Presenta como lista numerada todas las líneas del listado que sigue, sin las líneas en blanco. Deja fuera de tu respuesta la imagen.

---------- Datos proporcionados ----------

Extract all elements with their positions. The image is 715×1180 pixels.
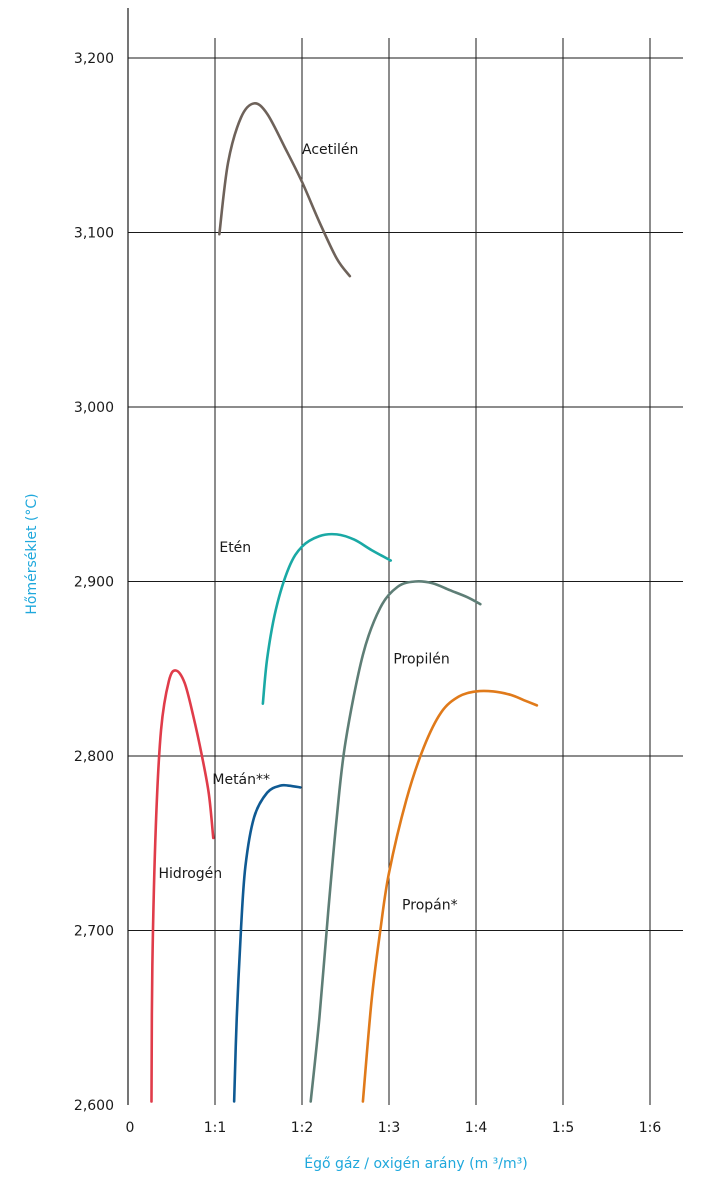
- y-tick-label-3000: 3,000: [74, 400, 114, 416]
- x-tick-label-1-4: 1:4: [465, 1120, 488, 1136]
- x-axis-title: Égő gáz / oxigén arány (m ³/m³): [304, 1155, 527, 1172]
- y-tick-label-2600: 2,600: [74, 1098, 114, 1114]
- series-line-hidrogen: [150, 669, 215, 1103]
- x-tick-label-0: 0: [126, 1120, 135, 1136]
- x-tick-label-1-6: 1:6: [639, 1120, 662, 1136]
- y-tick-label-3200: 3,200: [74, 51, 114, 67]
- series-label-metan: Metán**: [212, 772, 270, 788]
- series-labels: Acetilén Etén Propilén Propán* Metán** Hidrog…: [158, 142, 457, 914]
- x-tick-label-1-3: 1:3: [378, 1120, 401, 1136]
- series-line-metan: [232, 783, 302, 1103]
- x-tick-label-1-1: 1:1: [204, 1120, 227, 1136]
- series-line-propilen: [309, 580, 482, 1103]
- series-label-propan: Propán*: [402, 898, 458, 914]
- series-curves: [150, 102, 539, 1103]
- y-tick-labels: 2,600 2,700 2,800 2,900 3,000 3,100 3,200: [74, 51, 114, 1114]
- y-tick-label-2700: 2,700: [74, 924, 114, 940]
- series-line-acetilen: [218, 102, 352, 278]
- x-tick-labels: 0 1:1 1:2 1:3 1:4 1:5 1:6: [126, 1120, 662, 1136]
- x-tick-label-1-2: 1:2: [291, 1120, 314, 1136]
- x-tick-label-1-5: 1:5: [552, 1120, 575, 1136]
- series-label-eten: Etén: [219, 540, 251, 556]
- series-label-hidrogen: Hidrogén: [158, 866, 222, 882]
- series-line-propan: [361, 689, 539, 1103]
- y-axis-title: Hőmérséklet (°C): [24, 493, 40, 614]
- y-tick-label-3100: 3,100: [74, 226, 114, 242]
- grid: [128, 38, 683, 1105]
- series-label-acetilen: Acetilén: [302, 142, 358, 158]
- y-tick-label-2800: 2,800: [74, 749, 114, 765]
- series-label-propilen: Propilén: [393, 652, 449, 668]
- y-tick-label-2900: 2,900: [74, 575, 114, 591]
- series-line-eten: [261, 532, 393, 705]
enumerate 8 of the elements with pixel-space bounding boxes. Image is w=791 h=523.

----------

== Respuesta al ejercicio ==
1. Extract all elements with their positions. The image is 715×1180 pixels.
2. - y-tick-label-3000: 3,000: [74, 400, 114, 416]
3. - x-tick-label-1-4: 1:4: [465, 1120, 488, 1136]
4. - x-axis-title: Égő gáz / oxigén arány (m ³/m³): [304, 1155, 527, 1172]
5. - y-tick-label-2600: 2,600: [74, 1098, 114, 1114]
6. - series-line-hidrogen: [150, 669, 215, 1103]
7. - x-tick-label-0: 0: [126, 1120, 135, 1136]
8. - x-tick-label-1-6: 1:6: [639, 1120, 662, 1136]
9. - y-tick-label-3200: 3,200: [74, 51, 114, 67]
10. - series-label-metan: Metán**: [212, 772, 270, 788]
11. - series-labels: Acetilén Etén Propilén Propán* Metán** Hidrog…: [158, 142, 457, 914]
12. - x-tick-label-1-3: 1:3: [378, 1120, 401, 1136]
13. - series-line-metan: [232, 783, 302, 1103]
14. - x-tick-label-1-1: 1:1: [204, 1120, 227, 1136]
15. - series-line-propilen: [309, 580, 482, 1103]
16. - series-label-propan: Propán*: [402, 898, 458, 914]
17. - series-curves: [150, 102, 539, 1103]
18. - y-tick-labels: 2,600 2,700 2,800 2,900 3,000 3,100 3,200: [74, 51, 114, 1114]
19. - y-tick-label-2700: 2,700: [74, 924, 114, 940]
20. - series-line-acetilen: [218, 102, 352, 278]
21. - x-tick-labels: 0 1:1 1:2 1:3 1:4 1:5 1:6: [126, 1120, 662, 1136]
22. - x-tick-label-1-2: 1:2: [291, 1120, 314, 1136]
23. - x-tick-label-1-5: 1:5: [552, 1120, 575, 1136]
24. - series-label-eten: Etén: [219, 540, 251, 556]
25. - series-label-hidrogen: Hidrogén: [158, 866, 222, 882]
26. - series-line-propan: [361, 689, 539, 1103]
27. - y-axis-title: Hőmérséklet (°C): [24, 493, 40, 614]
28. - y-tick-label-3100: 3,100: [74, 226, 114, 242]
29. - grid: [128, 38, 683, 1105]
30. - series-label-acetilen: Acetilén: [302, 142, 358, 158]
31. - y-tick-label-2800: 2,800: [74, 749, 114, 765]
32. - series-label-propilen: Propilén: [393, 652, 449, 668]
33. - y-tick-label-2900: 2,900: [74, 575, 114, 591]
34. - series-line-eten: [261, 532, 393, 705]
35. enumerate 8 of the elements with pixel-space bounding boxes. Image is w=791 h=523.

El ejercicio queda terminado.